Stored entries

========================================

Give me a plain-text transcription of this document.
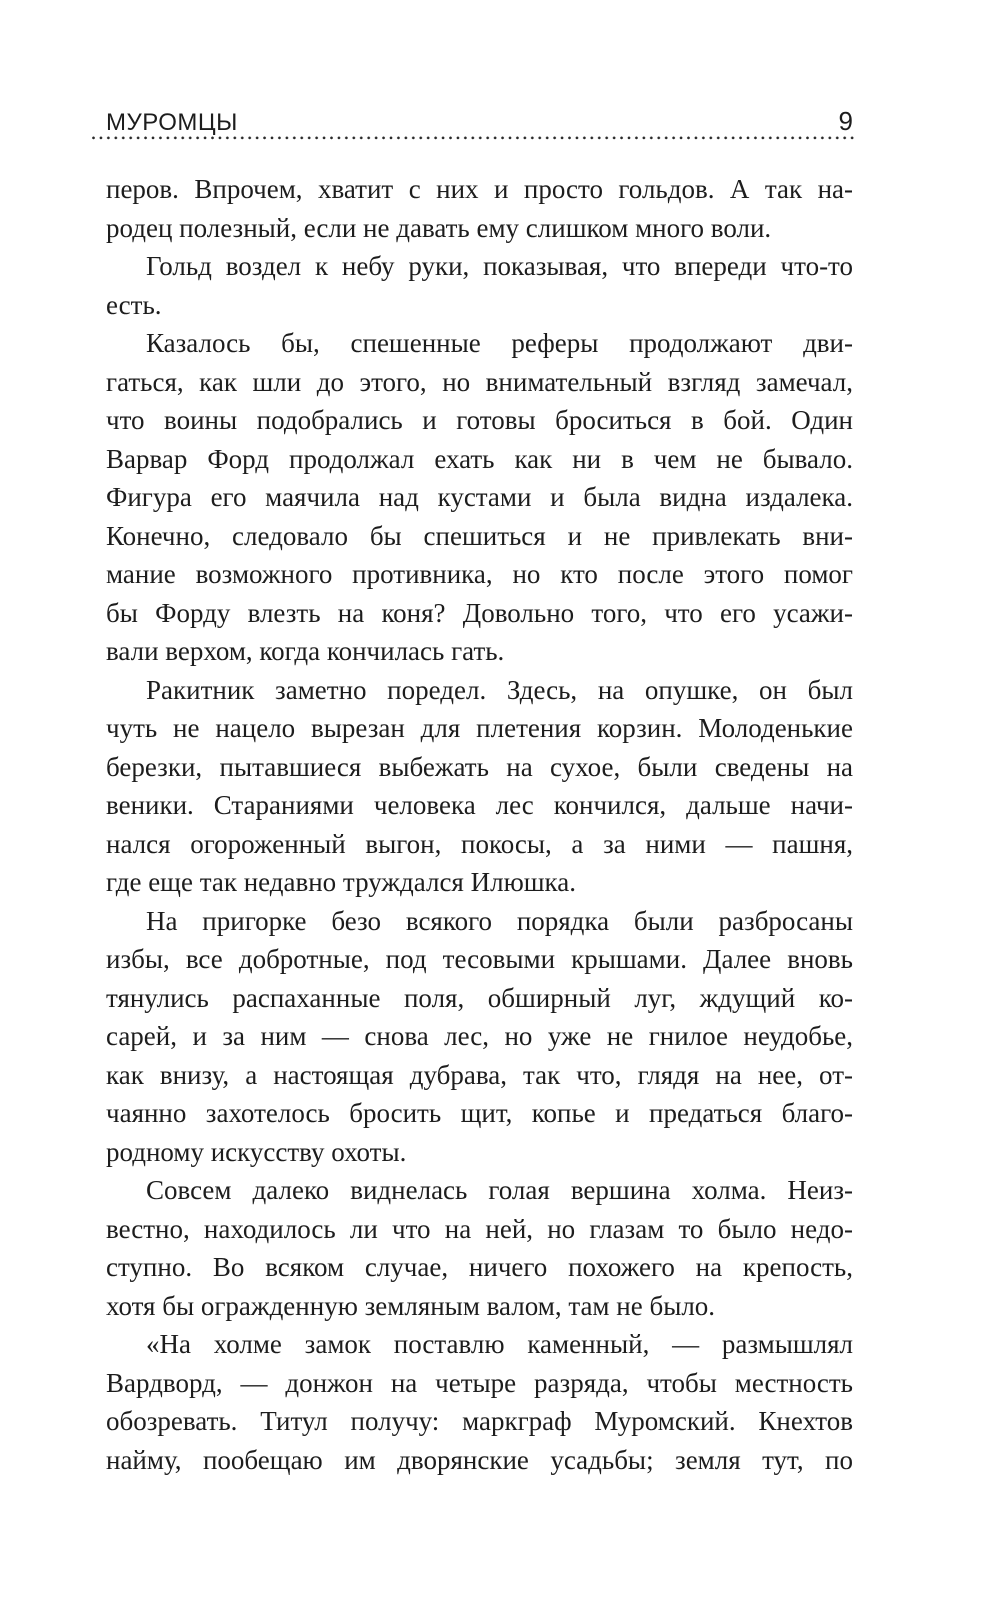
МУРОМЦЫ	9
перов. Впрочем, хватит с них и просто гольдов. А так на-
родец полезный, если не давать ему слишком много воли.
Гольд воздел к небу руки, показывая, что впереди что-то
есть.
Казалось бы, спешенные реферы продолжают дви-
гаться, как шли до этого, но внимательный взгляд замечал,
что воины подобрались и готовы броситься в бой. Один
Варвар Форд продолжал ехать как ни в чем не бывало.
Фигура его маячила над кустами и была видна издалека.
Конечно, следовало бы спешиться и не привлекать вни-
мание возможного противника, но кто после этого помог
бы Форду влезть на коня? Довольно того, что его усажи-
вали верхом, когда кончилась гать.
Ракитник заметно поредел. Здесь, на опушке, он был
чуть не нацело вырезан для плетения корзин. Молоденькие
березки, пытавшиеся выбежать на сухое, были сведены на
веники. Стараниями человека лес кончился, дальше начи-
нался огороженный выгон, покосы, а за ними — пашня,
где еще так недавно труждался Илюшка.
На пригорке безо всякого порядка были разбросаны
избы, все добротные, под тесовыми крышами. Далее вновь
тянулись распаханные поля, обширный луг, ждущий ко-
сарей, и за ним — снова лес, но уже не гнилое неудобье,
как внизу, а настоящая дубрава, так что, глядя на нее, от-
чаянно захотелось бросить щит, копье и предаться благо-
родному искусству охоты.
Совсем далеко виднелась голая вершина холма. Неиз-
вестно, находилось ли что на ней, но глазам то было недо-
ступно. Во всяком случае, ничего похожего на крепость,
хотя бы огражденную земляным валом, там не было.
«На холме замок поставлю каменный, — размышлял
Вардворд, — донжон на четыре разряда, чтобы местность
обозревать. Титул получу: маркграф Муромский. Кнехтов
найму, пообещаю им дворянские усадьбы; земля тут, по
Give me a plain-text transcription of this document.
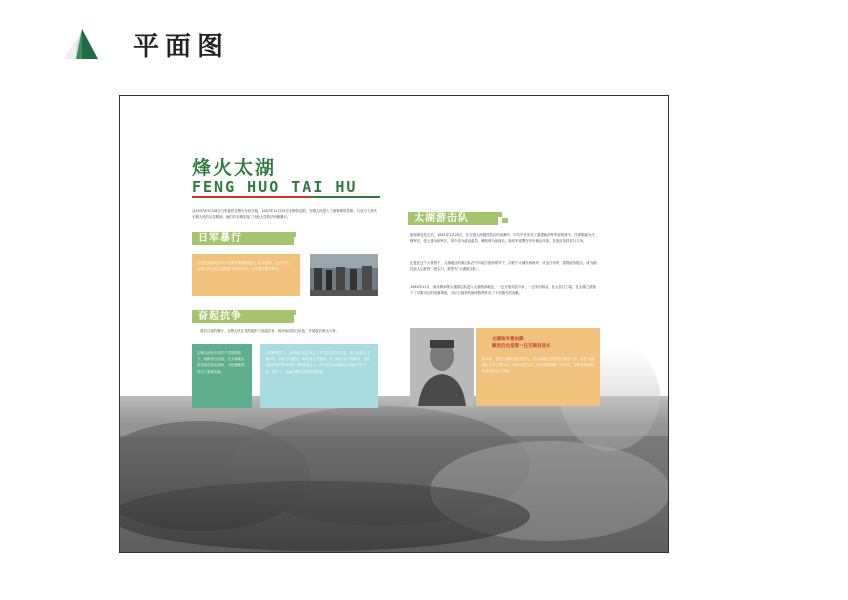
平面图
烽火太湖
FENG HUO TAI HU
从1937年9月28日日军轰炸无锡火车站开始，1937年11月25日无锡县沦陷，无锡人民进入了最艰难的苦难。日寇为了消灭无锡人民的反抗精神，他们对无锡实施了灭绝人性的法西斯暴行。
日军暴行
无锡沦陷期间日军对无锡实施残酷统治，烧杀抢掠，无恶不作，无锡人民在敌人的铁蹄下饱受苦难，日军暴行罄竹难书。
奋起抗争
面对日寇的暴行，无锡人民在党的组织下奋起抗争，纷纷参加抗日队伍，开展敌后游击斗争。
无锡人民在中国共产党的领导下，组织抗日武装，在太湖地区坚持敌后游击战争，为抗战胜利作出了重要贡献。
在党的领导下，无锡地区先后成立了多支抗日武装力量，他们活跃在太湖两岸，袭扰日伪据点，破坏敌人交通线，有力地打击了侵略者。这些武装在艰苦的环境中不断发展壮大，成为坚持太湖地区抗战的中坚力量，谱写了一曲曲可歌可泣的英雄赞歌。
太湖游击队
皖南事变发生后，1941年1月20日，在全国人民强烈抗议的高潮中，中共中央发布了重建新四军军部的命令，任命陈毅为代理军长，张云逸为副军长，刘少奇为政治委员，赖传珠为参谋长。新四军部署在华中地区作战，在敌后坚持抗日斗争。
正是在这个大背景下，太湖地区的游击队在中共地方组织领导下，活跃于太湖东西两岸，伏击日伪军，拔除敌伪据点，成为插在敌人心脏的一把尖刀，被誉为“太湖游击队”。
1944年11月，薛永辉率领太湖游击队进入太湖西部地区，一边开展对敌斗争，一边发动群众，壮大抗日力量，在太湖之滨留下了可歌可泣的英雄事迹，为抗日战争的最终胜利作出了不可磨灭的贡献。
太湖地专署由薛
解放后也是第一任无锡县县长
薛永辉，曾任太湖游击队负责人，在太湖地区坚持抗日游击斗争，后任太湖地区专员公署专员，新中国成立后，成为无锡县第一任县长，为家乡的建设和发展作出了贡献。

========================================

> **WHAT NEEDS TO BE DONE**:
Word for word, quote the full listing, omitting every picture.

> **OUTPUT**:
Give me a plain-text transcription of this document.
МУРОМЦЫ	9
перов. Впрочем, хватит с них и просто гольдов. А так на-
родец полезный, если не давать ему слишком много воли.
Гольд воздел к небу руки, показывая, что впереди что-то
есть.
Казалось бы, спешенные реферы продолжают дви-
гаться, как шли до этого, но внимательный взгляд замечал,
что воины подобрались и готовы броситься в бой. Один
Варвар Форд продолжал ехать как ни в чем не бывало.
Фигура его маячила над кустами и была видна издалека.
Конечно, следовало бы спешиться и не привлекать вни-
мание возможного противника, но кто после этого помог
бы Форду влезть на коня? Довольно того, что его усажи-
вали верхом, когда кончилась гать.
Ракитник заметно поредел. Здесь, на опушке, он был
чуть не нацело вырезан для плетения корзин. Молоденькие
березки, пытавшиеся выбежать на сухое, были сведены на
веники. Стараниями человека лес кончился, дальше начи-
нался огороженный выгон, покосы, а за ними — пашня,
где еще так недавно труждался Илюшка.
На пригорке безо всякого порядка были разбросаны
избы, все добротные, под тесовыми крышами. Далее вновь
тянулись распаханные поля, обширный луг, ждущий ко-
сарей, и за ним — снова лес, но уже не гнилое неудобье,
как внизу, а настоящая дубрава, так что, глядя на нее, от-
чаянно захотелось бросить щит, копье и предаться благо-
родному искусству охоты.
Совсем далеко виднелась голая вершина холма. Неиз-
вестно, находилось ли что на ней, но глазам то было недо-
ступно. Во всяком случае, ничего похожего на крепость,
хотя бы огражденную земляным валом, там не было.
«На холме замок поставлю каменный, — размышлял
Вардворд, — донжон на четыре разряда, чтобы местность
обозревать. Титул получу: маркграф Муромский. Кнехтов
найму, пообещаю им дворянские усадьбы; земля тут, по
Give me a plain-text transcription of this document.
平面图
烽火太湖
FENG HUO TAI HU
从1937年9月28日日军轰炸无锡火车站开始，1937年11月25日无锡县沦陷，无锡人民进入了最艰难的苦难。日寇为了消灭无锡人民的反抗精神，他们对无锡实施了灭绝人性的法西斯暴行。
日军暴行
无锡沦陷期间日军对无锡实施残酷统治，烧杀抢掠，无恶不作，无锡人民在敌人的铁蹄下饱受苦难，日军暴行罄竹难书。
奋起抗争
面对日寇的暴行，无锡人民在党的组织下奋起抗争，纷纷参加抗日队伍，开展敌后游击斗争。
无锡人民在中国共产党的领导下，组织抗日武装，在太湖地区坚持敌后游击战争，为抗战胜利作出了重要贡献。
在党的领导下，无锡地区先后成立了多支抗日武装力量，他们活跃在太湖两岸，袭扰日伪据点，破坏敌人交通线，有力地打击了侵略者。这些武装在艰苦的环境中不断发展壮大，成为坚持太湖地区抗战的中坚力量，谱写了一曲曲可歌可泣的英雄赞歌。
太湖游击队
皖南事变发生后，1941年1月20日，在全国人民强烈抗议的高潮中，中共中央发布了重建新四军军部的命令，任命陈毅为代理军长，张云逸为副军长，刘少奇为政治委员，赖传珠为参谋长。新四军部署在华中地区作战，在敌后坚持抗日斗争。
正是在这个大背景下，太湖地区的游击队在中共地方组织领导下，活跃于太湖东西两岸，伏击日伪军，拔除敌伪据点，成为插在敌人心脏的一把尖刀，被誉为“太湖游击队”。
1944年11月，薛永辉率领太湖游击队进入太湖西部地区，一边开展对敌斗争，一边发动群众，壮大抗日力量，在太湖之滨留下了可歌可泣的英雄事迹，为抗日战争的最终胜利作出了不可磨灭的贡献。
太湖地专署由薛
解放后也是第一任无锡县县长
薛永辉，曾任太湖游击队负责人，在太湖地区坚持抗日游击斗争，后任太湖地区专员公署专员，新中国成立后，成为无锡县第一任县长，为家乡的建设和发展作出了贡献。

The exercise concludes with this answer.